● **Given problem**
Scan the entries below and count the lines holding the string "Consumer". Supply only the number.

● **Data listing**
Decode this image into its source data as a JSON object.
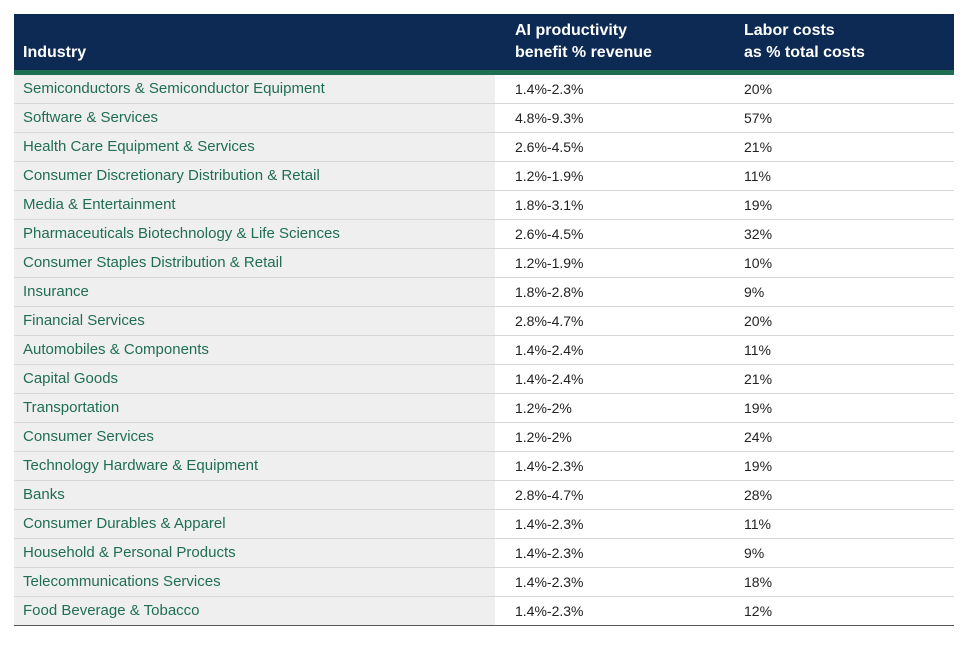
{
  "table": {
    "headers": {
      "industry": "Industry",
      "ai_line1": "AI productivity",
      "ai_line2": "benefit % revenue",
      "labor_line1": "Labor costs",
      "labor_line2": "as % total costs"
    },
    "rows": [
      {
        "industry": "Semiconductors & Semiconductor Equipment",
        "ai_benefit": "1.4%-2.3%",
        "labor_costs": "20%"
      },
      {
        "industry": "Software & Services",
        "ai_benefit": "4.8%-9.3%",
        "labor_costs": "57%"
      },
      {
        "industry": "Health Care Equipment & Services",
        "ai_benefit": "2.6%-4.5%",
        "labor_costs": "21%"
      },
      {
        "industry": "Consumer Discretionary Distribution & Retail",
        "ai_benefit": "1.2%-1.9%",
        "labor_costs": "11%"
      },
      {
        "industry": "Media & Entertainment",
        "ai_benefit": "1.8%-3.1%",
        "labor_costs": "19%"
      },
      {
        "industry": "Pharmaceuticals Biotechnology & Life Sciences",
        "ai_benefit": "2.6%-4.5%",
        "labor_costs": "32%"
      },
      {
        "industry": "Consumer Staples Distribution & Retail",
        "ai_benefit": "1.2%-1.9%",
        "labor_costs": "10%"
      },
      {
        "industry": "Insurance",
        "ai_benefit": "1.8%-2.8%",
        "labor_costs": "9%"
      },
      {
        "industry": "Financial Services",
        "ai_benefit": "2.8%-4.7%",
        "labor_costs": "20%"
      },
      {
        "industry": "Automobiles & Components",
        "ai_benefit": "1.4%-2.4%",
        "labor_costs": "11%"
      },
      {
        "industry": "Capital Goods",
        "ai_benefit": "1.4%-2.4%",
        "labor_costs": "21%"
      },
      {
        "industry": "Transportation",
        "ai_benefit": "1.2%-2%",
        "labor_costs": "19%"
      },
      {
        "industry": "Consumer Services",
        "ai_benefit": "1.2%-2%",
        "labor_costs": "24%"
      },
      {
        "industry": "Technology Hardware & Equipment",
        "ai_benefit": "1.4%-2.3%",
        "labor_costs": "19%"
      },
      {
        "industry": "Banks",
        "ai_benefit": "2.8%-4.7%",
        "labor_costs": "28%"
      },
      {
        "industry": "Consumer Durables & Apparel",
        "ai_benefit": "1.4%-2.3%",
        "labor_costs": "11%"
      },
      {
        "industry": "Household & Personal Products",
        "ai_benefit": "1.4%-2.3%",
        "labor_costs": "9%"
      },
      {
        "industry": "Telecommunications Services",
        "ai_benefit": "1.4%-2.3%",
        "labor_costs": "18%"
      },
      {
        "industry": "Food Beverage & Tobacco",
        "ai_benefit": "1.4%-2.3%",
        "labor_costs": "12%"
      }
    ]
  },
  "colors": {
    "header_bg": "#0d2a55",
    "accent_green": "#1f6e54",
    "industry_text": "#1f6e54",
    "industry_col_bg": "#efefef"
  }
}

● **Solution**
4